--- START OF DATA LINES ---
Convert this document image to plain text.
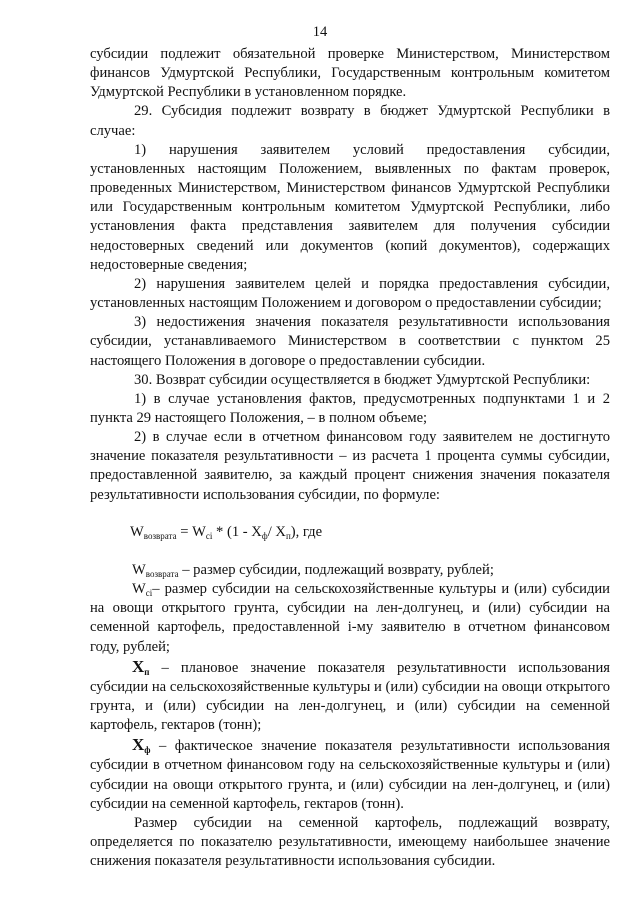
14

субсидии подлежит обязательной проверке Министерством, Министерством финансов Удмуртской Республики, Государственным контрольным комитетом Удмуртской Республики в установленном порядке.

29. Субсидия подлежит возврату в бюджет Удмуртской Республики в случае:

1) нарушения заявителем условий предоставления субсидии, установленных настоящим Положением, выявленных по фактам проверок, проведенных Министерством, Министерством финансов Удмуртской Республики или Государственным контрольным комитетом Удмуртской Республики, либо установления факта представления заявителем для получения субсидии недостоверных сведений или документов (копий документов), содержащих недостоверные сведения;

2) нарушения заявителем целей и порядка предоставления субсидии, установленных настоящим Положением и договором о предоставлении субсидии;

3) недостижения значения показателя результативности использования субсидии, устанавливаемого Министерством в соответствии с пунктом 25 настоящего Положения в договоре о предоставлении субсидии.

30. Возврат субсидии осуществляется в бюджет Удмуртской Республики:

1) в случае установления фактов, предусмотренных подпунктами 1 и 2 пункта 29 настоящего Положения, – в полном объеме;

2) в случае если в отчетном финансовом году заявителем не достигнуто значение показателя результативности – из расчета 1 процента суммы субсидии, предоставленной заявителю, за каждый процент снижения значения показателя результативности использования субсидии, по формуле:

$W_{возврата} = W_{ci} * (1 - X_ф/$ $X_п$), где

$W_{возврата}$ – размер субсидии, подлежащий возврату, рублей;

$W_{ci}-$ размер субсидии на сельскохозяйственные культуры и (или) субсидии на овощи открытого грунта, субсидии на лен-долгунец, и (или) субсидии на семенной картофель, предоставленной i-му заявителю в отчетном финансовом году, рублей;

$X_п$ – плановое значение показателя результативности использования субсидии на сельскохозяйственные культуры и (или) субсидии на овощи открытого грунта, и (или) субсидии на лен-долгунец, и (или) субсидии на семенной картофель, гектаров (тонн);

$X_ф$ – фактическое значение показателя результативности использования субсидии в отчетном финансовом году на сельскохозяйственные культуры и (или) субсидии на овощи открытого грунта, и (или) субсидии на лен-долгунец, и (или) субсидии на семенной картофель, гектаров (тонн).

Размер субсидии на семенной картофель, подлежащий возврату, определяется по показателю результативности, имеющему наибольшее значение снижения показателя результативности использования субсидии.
--- END OF DATA LINES ---
→ THE EXERCISE:
Extract the full listing above verbatim; pictures are to be left out of the copy.

→ SOLUTION FOR THIS EXERCISE:
Convert this document image to plain text.
14

субсидии подлежит обязательной проверке Министерством, Министерством финансов Удмуртской Республики, Государственным контрольным комитетом Удмуртской Республики в установленном порядке.

29. Субсидия подлежит возврату в бюджет Удмуртской Республики в случае:

1) нарушения заявителем условий предоставления субсидии, установленных настоящим Положением, выявленных по фактам проверок, проведенных Министерством, Министерством финансов Удмуртской Республики или Государственным контрольным комитетом Удмуртской Республики, либо установления факта представления заявителем для получения субсидии недостоверных сведений или документов (копий документов), содержащих недостоверные сведения;

2) нарушения заявителем целей и порядка предоставления субсидии, установленных настоящим Положением и договором о предоставлении субсидии;

3) недостижения значения показателя результативности использования субсидии, устанавливаемого Министерством в соответствии с пунктом 25 настоящего Положения в договоре о предоставлении субсидии.

30. Возврат субсидии осуществляется в бюджет Удмуртской Республики:

1) в случае установления фактов, предусмотренных подпунктами 1 и 2 пункта 29 настоящего Положения, – в полном объеме;

2) в случае если в отчетном финансовом году заявителем не достигнуто значение показателя результативности – из расчета 1 процента суммы субсидии, предоставленной заявителю, за каждый процент снижения значения показателя результативности использования субсидии, по формуле:

$W_{возврата} = W_{ci} * (1 - X_ф/$ $X_п$), где

$W_{возврата}$ – размер субсидии, подлежащий возврату, рублей;

$W_{ci}-$ размер субсидии на сельскохозяйственные культуры и (или) субсидии на овощи открытого грунта, субсидии на лен-долгунец, и (или) субсидии на семенной картофель, предоставленной i-му заявителю в отчетном финансовом году, рублей;

$X_п$ – плановое значение показателя результативности использования субсидии на сельскохозяйственные культуры и (или) субсидии на овощи открытого грунта, и (или) субсидии на лен-долгунец, и (или) субсидии на семенной картофель, гектаров (тонн);

$X_ф$ – фактическое значение показателя результативности использования субсидии в отчетном финансовом году на сельскохозяйственные культуры и (или) субсидии на овощи открытого грунта, и (или) субсидии на лен-долгунец, и (или) субсидии на семенной картофель, гектаров (тонн).

Размер субсидии на семенной картофель, подлежащий возврату, определяется по показателю результативности, имеющему наибольшее значение снижения показателя результативности использования субсидии.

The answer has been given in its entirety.